--- BEGIN Provided data ---

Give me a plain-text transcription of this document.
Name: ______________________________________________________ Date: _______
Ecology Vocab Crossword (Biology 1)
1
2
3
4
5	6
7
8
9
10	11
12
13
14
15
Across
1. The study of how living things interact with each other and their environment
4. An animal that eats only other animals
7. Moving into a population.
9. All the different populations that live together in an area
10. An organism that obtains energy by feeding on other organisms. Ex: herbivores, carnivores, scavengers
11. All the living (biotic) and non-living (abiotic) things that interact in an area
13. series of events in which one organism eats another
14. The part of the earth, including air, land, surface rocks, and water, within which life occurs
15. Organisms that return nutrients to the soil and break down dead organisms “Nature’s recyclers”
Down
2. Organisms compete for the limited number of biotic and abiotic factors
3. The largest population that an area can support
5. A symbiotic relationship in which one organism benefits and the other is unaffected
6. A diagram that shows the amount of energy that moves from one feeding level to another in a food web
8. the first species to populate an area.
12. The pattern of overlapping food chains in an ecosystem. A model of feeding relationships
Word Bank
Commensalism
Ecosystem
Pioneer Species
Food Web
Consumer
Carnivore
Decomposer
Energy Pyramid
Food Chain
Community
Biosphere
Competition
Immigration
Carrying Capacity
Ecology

--- END Provided data ---

Work instructions - Write out all records exactly, keeping every detail.

Expected answer -
Give me a plain-text transcription of this document.
Name: ______________________________________________________ Date: _______
Ecology Vocab Crossword (Biology 1)
1
2
3
4
5	6
7
8
9
10	11
12
13
14
15
Across
1. The study of how living things interact with each other and their environment
4. An animal that eats only other animals
7. Moving into a population.
9. All the different populations that live together in an area
10. An organism that obtains energy by feeding on other organisms. Ex: herbivores, carnivores, scavengers
11. All the living (biotic) and non-living (abiotic) things that interact in an area
13. series of events in which one organism eats another
14. The part of the earth, including air, land, surface rocks, and water, within which life occurs
15. Organisms that return nutrients to the soil and break down dead organisms “Nature’s recyclers”
Down
2. Organisms compete for the limited number of biotic and abiotic factors
3. The largest population that an area can support
5. A symbiotic relationship in which one organism benefits and the other is unaffected
6. A diagram that shows the amount of energy that moves from one feeding level to another in a food web
8. the first species to populate an area.
12. The pattern of overlapping food chains in an ecosystem. A model of feeding relationships
Word Bank
Commensalism
Ecosystem
Pioneer Species
Food Web
Consumer
Carnivore
Decomposer
Energy Pyramid
Food Chain
Community
Biosphere
Competition
Immigration
Carrying Capacity
Ecology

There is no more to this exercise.